↓

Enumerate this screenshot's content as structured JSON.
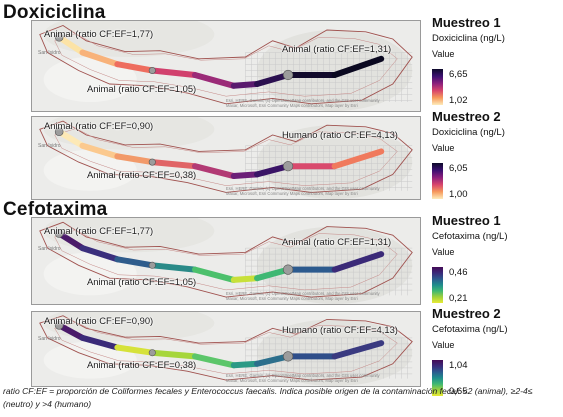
{
  "sections": [
    {
      "title": "Doxiciclina"
    },
    {
      "title": "Cefotaxima"
    }
  ],
  "panels": [
    {
      "legend": {
        "title": "Muestreo 1",
        "variable": "Doxiciclina (ng/L)",
        "value_label": "Value",
        "max": "6,65",
        "min": "1,02",
        "ramp": [
          "#fdecbb",
          "#f69a5c",
          "#d8456c",
          "#8b1f7c",
          "#3b0f70",
          "#0d0a2a"
        ]
      },
      "annotations": [
        {
          "text": "Animal (ratio CF:EF=1,77)"
        },
        {
          "text": "Animal (ratio CF:EF=1,31)"
        },
        {
          "text": "Animal (ratio CF:EF=1,05)"
        }
      ],
      "river_colors": [
        "#fce3a6",
        "#f8b27a",
        "#ee6d5f",
        "#d1406d",
        "#9b2b78",
        "#5a1a6e",
        "#2b1050",
        "#120a2c",
        "#0a0820",
        "#0a0820"
      ]
    },
    {
      "legend": {
        "title": "Muestreo 2",
        "variable": "Doxiciclina (ng/L)",
        "value_label": "Value",
        "max": "6,05",
        "min": "1,00",
        "ramp": [
          "#fdecbb",
          "#f69a5c",
          "#d8456c",
          "#8b1f7c",
          "#3b0f70",
          "#0d0a2a"
        ]
      },
      "annotations": [
        {
          "text": "Animal (ratio CF:EF=0,90)"
        },
        {
          "text": "Humano (ratio CF:EF=4,13)"
        },
        {
          "text": "Animal (ratio CF:EF=0,38)"
        }
      ],
      "river_colors": [
        "#fde9b6",
        "#fbc98e",
        "#f29a6a",
        "#e06466",
        "#b23a74",
        "#6c1f78",
        "#3a1466",
        "#d94a6d",
        "#f07a5d",
        "#f59a5a"
      ]
    },
    {
      "legend": {
        "title": "Muestreo 1",
        "variable": "Cefotaxima (ng/L)",
        "value_label": "Value",
        "max": "0,46",
        "min": "0,21",
        "ramp": [
          "#e8ea36",
          "#9fd13c",
          "#3fb873",
          "#1f8d8c",
          "#2c5a8e",
          "#3a2a7a",
          "#440a56"
        ]
      },
      "annotations": [
        {
          "text": "Animal (ratio CF:EF=1,77)"
        },
        {
          "text": "Animal (ratio CF:EF=1,31)"
        },
        {
          "text": "Animal (ratio CF:EF=1,05)"
        }
      ],
      "river_colors": [
        "#4b1a6a",
        "#3b2f7d",
        "#2f5c8c",
        "#2a8a88",
        "#4cc06c",
        "#c8e03a",
        "#3fb873",
        "#2c5a8e",
        "#3b2a78",
        "#3b2a78"
      ]
    },
    {
      "legend": {
        "title": "Muestreo 2",
        "variable": "Cefotaxima (ng/L)",
        "value_label": "Value",
        "max": "1,04",
        "min": "0,65",
        "ramp": [
          "#e8ea36",
          "#9fd13c",
          "#3fb873",
          "#1f8d8c",
          "#2c5a8e",
          "#3a2a7a",
          "#440a56"
        ]
      },
      "annotations": [
        {
          "text": "Animal (ratio CF:EF=0,90)"
        },
        {
          "text": "Humano (ratio CF:EF=4,13)"
        },
        {
          "text": "Animal (ratio CF:EF=0,38)"
        }
      ],
      "river_colors": [
        "#4b1a6a",
        "#3a2a78",
        "#d6e23a",
        "#a6d63c",
        "#5cc66a",
        "#2c9a86",
        "#2c6f8c",
        "#2f4e8a",
        "#3a3a80",
        "#3a3a80"
      ]
    }
  ],
  "map_labels": {
    "place": "San Isidro",
    "credit_line1": "Esri, HERE, Garmin, (c) OpenStreetMap contributors, and the GIS user community",
    "credit_line2": "Maxar, Microsoft, Esri Community Maps contributors, Map layer by Esri"
  },
  "footnote": "ratio CF:EF = proporción de Coliformes fecales y Enterococcus faecalis. Indica posible origen de la contaminación fecal: <2 (animal), ≥2-4≤ (neutro) y >4 (humano)",
  "colors": {
    "catchment_outline": "#a0524f",
    "panel_bg": "#ececea",
    "grid": "#c9c9c9",
    "sample_point": "#9c9c9c"
  }
}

↑

Reproduce the records, all of them, word for word; omit the pictures.

Enumerate this screenshot's content as structured JSON.
{
  "sections": [
    {
      "title": "Doxiciclina"
    },
    {
      "title": "Cefotaxima"
    }
  ],
  "panels": [
    {
      "legend": {
        "title": "Muestreo 1",
        "variable": "Doxiciclina (ng/L)",
        "value_label": "Value",
        "max": "6,65",
        "min": "1,02",
        "ramp": [
          "#fdecbb",
          "#f69a5c",
          "#d8456c",
          "#8b1f7c",
          "#3b0f70",
          "#0d0a2a"
        ]
      },
      "annotations": [
        {
          "text": "Animal (ratio CF:EF=1,77)"
        },
        {
          "text": "Animal (ratio CF:EF=1,31)"
        },
        {
          "text": "Animal (ratio CF:EF=1,05)"
        }
      ],
      "river_colors": [
        "#fce3a6",
        "#f8b27a",
        "#ee6d5f",
        "#d1406d",
        "#9b2b78",
        "#5a1a6e",
        "#2b1050",
        "#120a2c",
        "#0a0820",
        "#0a0820"
      ]
    },
    {
      "legend": {
        "title": "Muestreo 2",
        "variable": "Doxiciclina (ng/L)",
        "value_label": "Value",
        "max": "6,05",
        "min": "1,00",
        "ramp": [
          "#fdecbb",
          "#f69a5c",
          "#d8456c",
          "#8b1f7c",
          "#3b0f70",
          "#0d0a2a"
        ]
      },
      "annotations": [
        {
          "text": "Animal (ratio CF:EF=0,90)"
        },
        {
          "text": "Humano (ratio CF:EF=4,13)"
        },
        {
          "text": "Animal (ratio CF:EF=0,38)"
        }
      ],
      "river_colors": [
        "#fde9b6",
        "#fbc98e",
        "#f29a6a",
        "#e06466",
        "#b23a74",
        "#6c1f78",
        "#3a1466",
        "#d94a6d",
        "#f07a5d",
        "#f59a5a"
      ]
    },
    {
      "legend": {
        "title": "Muestreo 1",
        "variable": "Cefotaxima (ng/L)",
        "value_label": "Value",
        "max": "0,46",
        "min": "0,21",
        "ramp": [
          "#e8ea36",
          "#9fd13c",
          "#3fb873",
          "#1f8d8c",
          "#2c5a8e",
          "#3a2a7a",
          "#440a56"
        ]
      },
      "annotations": [
        {
          "text": "Animal (ratio CF:EF=1,77)"
        },
        {
          "text": "Animal (ratio CF:EF=1,31)"
        },
        {
          "text": "Animal (ratio CF:EF=1,05)"
        }
      ],
      "river_colors": [
        "#4b1a6a",
        "#3b2f7d",
        "#2f5c8c",
        "#2a8a88",
        "#4cc06c",
        "#c8e03a",
        "#3fb873",
        "#2c5a8e",
        "#3b2a78",
        "#3b2a78"
      ]
    },
    {
      "legend": {
        "title": "Muestreo 2",
        "variable": "Cefotaxima (ng/L)",
        "value_label": "Value",
        "max": "1,04",
        "min": "0,65",
        "ramp": [
          "#e8ea36",
          "#9fd13c",
          "#3fb873",
          "#1f8d8c",
          "#2c5a8e",
          "#3a2a7a",
          "#440a56"
        ]
      },
      "annotations": [
        {
          "text": "Animal (ratio CF:EF=0,90)"
        },
        {
          "text": "Humano (ratio CF:EF=4,13)"
        },
        {
          "text": "Animal (ratio CF:EF=0,38)"
        }
      ],
      "river_colors": [
        "#4b1a6a",
        "#3a2a78",
        "#d6e23a",
        "#a6d63c",
        "#5cc66a",
        "#2c9a86",
        "#2c6f8c",
        "#2f4e8a",
        "#3a3a80",
        "#3a3a80"
      ]
    }
  ],
  "map_labels": {
    "place": "San Isidro",
    "credit_line1": "Esri, HERE, Garmin, (c) OpenStreetMap contributors, and the GIS user community",
    "credit_line2": "Maxar, Microsoft, Esri Community Maps contributors, Map layer by Esri"
  },
  "footnote": "ratio CF:EF = proporción de Coliformes fecales y Enterococcus faecalis. Indica posible origen de la contaminación fecal: <2 (animal), ≥2-4≤ (neutro) y >4 (humano)",
  "colors": {
    "catchment_outline": "#a0524f",
    "panel_bg": "#ececea",
    "grid": "#c9c9c9",
    "sample_point": "#9c9c9c"
  }
}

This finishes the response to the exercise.